Set task ->
Reproduce the whole listing, character for character.

━━━━━ Exercise material ━━━━━

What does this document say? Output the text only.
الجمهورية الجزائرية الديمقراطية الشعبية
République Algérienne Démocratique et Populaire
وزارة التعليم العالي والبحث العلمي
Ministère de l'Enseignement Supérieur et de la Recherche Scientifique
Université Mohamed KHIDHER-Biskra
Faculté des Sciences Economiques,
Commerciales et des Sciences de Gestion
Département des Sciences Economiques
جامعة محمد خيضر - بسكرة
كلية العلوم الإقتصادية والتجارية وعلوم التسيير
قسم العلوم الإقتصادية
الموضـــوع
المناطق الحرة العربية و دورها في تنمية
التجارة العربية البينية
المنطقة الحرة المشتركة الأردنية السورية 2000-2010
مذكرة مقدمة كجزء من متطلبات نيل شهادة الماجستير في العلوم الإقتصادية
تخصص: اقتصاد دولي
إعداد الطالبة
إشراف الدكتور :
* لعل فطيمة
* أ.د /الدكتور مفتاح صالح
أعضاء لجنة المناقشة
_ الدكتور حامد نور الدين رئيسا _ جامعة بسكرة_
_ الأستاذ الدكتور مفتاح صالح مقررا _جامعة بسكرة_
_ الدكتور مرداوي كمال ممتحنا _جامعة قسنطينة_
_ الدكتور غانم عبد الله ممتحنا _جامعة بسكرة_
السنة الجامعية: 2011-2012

━━━━━

Output of the task ->
What does this document say? Output the text only.
الجمهورية الجزائرية الديمقراطية الشعبية
République Algérienne Démocratique et Populaire
وزارة التعليم العالي والبحث العلمي
Ministère de l'Enseignement Supérieur et de la Recherche Scientifique
Université Mohamed KHIDHER-Biskra
Faculté des Sciences Economiques,
Commerciales et des Sciences de Gestion
Département des Sciences Economiques
جامعة محمد خيضر - بسكرة
كلية العلوم الإقتصادية والتجارية وعلوم التسيير
قسم العلوم الإقتصادية
الموضـــوع
المناطق الحرة العربية و دورها في تنمية
التجارة العربية البينية
المنطقة الحرة المشتركة الأردنية السورية 2000-2010
مذكرة مقدمة كجزء من متطلبات نيل شهادة الماجستير في العلوم الإقتصادية
تخصص: اقتصاد دولي
إعداد الطالبة
إشراف الدكتور :
* لعل فطيمة
* أ.د /الدكتور مفتاح صالح
أعضاء لجنة المناقشة
_ الدكتور حامد نور الدين رئيسا _ جامعة بسكرة_
_ الأستاذ الدكتور مفتاح صالح مقررا _جامعة بسكرة_
_ الدكتور مرداوي كمال ممتحنا _جامعة قسنطينة_
_ الدكتور غانم عبد الله ممتحنا _جامعة بسكرة_
السنة الجامعية: 2011-2012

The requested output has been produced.